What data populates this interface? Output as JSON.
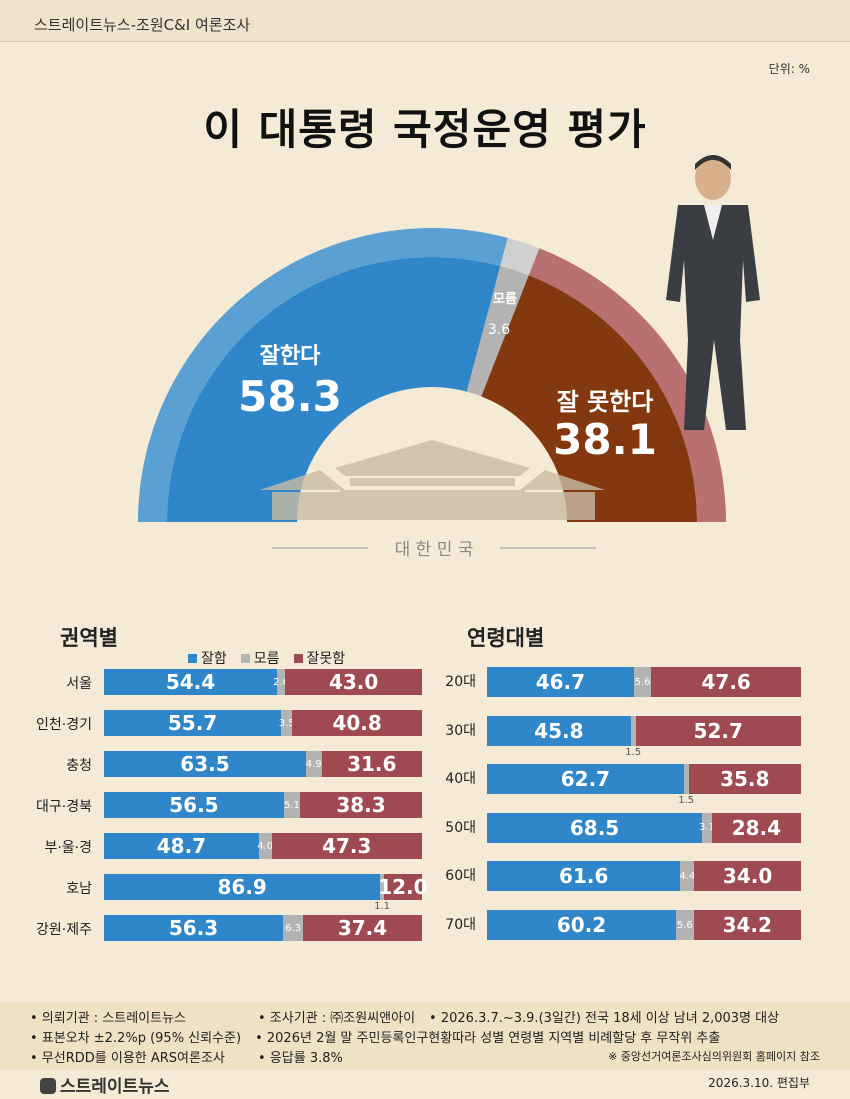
{
  "header": {
    "source": "스트레이트뉴스-조원C&I 여론조사",
    "unit": "단위: %",
    "title": "이 대통령 국정운영 평가"
  },
  "gauge": {
    "good_label": "잘한다",
    "good": "58.3",
    "unknown_label": "모름",
    "unknown": "3.6",
    "bad_label": "잘 못한다",
    "bad": "38.1",
    "emblem_text": "대 한 민 국"
  },
  "colors": {
    "good": "#2f86c8",
    "unknown": "#b3b3b3",
    "bad": "#9e4a50",
    "gauge_bad": "#83380f",
    "background": "#f4ead6"
  },
  "regional": {
    "title": "권역별",
    "legend": [
      "잘함",
      "모름",
      "잘못함"
    ]
  },
  "age": {
    "title": "연령대별"
  },
  "chart_data": [
    {
      "type": "pie",
      "title": "이 대통령 국정운영 평가",
      "categories": [
        "잘한다",
        "모름",
        "잘 못한다"
      ],
      "values": [
        58.3,
        3.6,
        38.1
      ]
    },
    {
      "type": "bar",
      "stacked": true,
      "orientation": "horizontal",
      "title": "권역별",
      "categories": [
        "서울",
        "인천·경기",
        "충청",
        "대구·경북",
        "부·울·경",
        "호남",
        "강원·제주"
      ],
      "series": [
        {
          "name": "잘함",
          "values": [
            54.4,
            55.7,
            63.5,
            56.5,
            48.7,
            86.9,
            56.3
          ]
        },
        {
          "name": "모름",
          "values": [
            2.6,
            3.5,
            4.9,
            5.1,
            4.0,
            1.1,
            6.3
          ]
        },
        {
          "name": "잘못함",
          "values": [
            43.0,
            40.8,
            31.6,
            38.3,
            47.3,
            12.0,
            37.4
          ]
        }
      ]
    },
    {
      "type": "bar",
      "stacked": true,
      "orientation": "horizontal",
      "title": "연령대별",
      "categories": [
        "20대",
        "30대",
        "40대",
        "50대",
        "60대",
        "70대"
      ],
      "series": [
        {
          "name": "잘함",
          "values": [
            46.7,
            45.8,
            62.7,
            68.5,
            61.6,
            60.2
          ]
        },
        {
          "name": "모름",
          "values": [
            5.6,
            1.5,
            1.5,
            3.1,
            4.4,
            5.6
          ]
        },
        {
          "name": "잘못함",
          "values": [
            47.6,
            52.7,
            35.8,
            28.4,
            34.0,
            34.2
          ]
        }
      ]
    }
  ],
  "footer": {
    "lines": [
      "• 의뢰기관 : 스트레이트뉴스",
      "• 조사기관 : ㈜조원씨앤아이",
      "• 2026.3.7.~3.9.(3일간) 전국 18세 이상 남녀 2,003명 대상",
      "• 표본오차 ±2.2%p (95% 신뢰수준)",
      "• 2026년 2월 말 주민등록인구현황따라 성별 연령별 지역별 비례할당 후 무작위 추출",
      "• 무선RDD를 이용한 ARS여론조사",
      "• 응답률 3.8%",
      "※ 중앙선거여론조사심의위원회 홈페이지 참조"
    ],
    "logo": "스트레이트뉴스",
    "date": "2026.3.10.  편집부"
  }
}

* * * * * * *

**SHORT EXERCISE**
Among the lines of the material, find those that hold the word "국정운영" and copy them.

**ANSWER FOR THE TASK**
    "title": "이 대통령 국정운영 평가"
      "title": "이 대통령 국정운영 평가",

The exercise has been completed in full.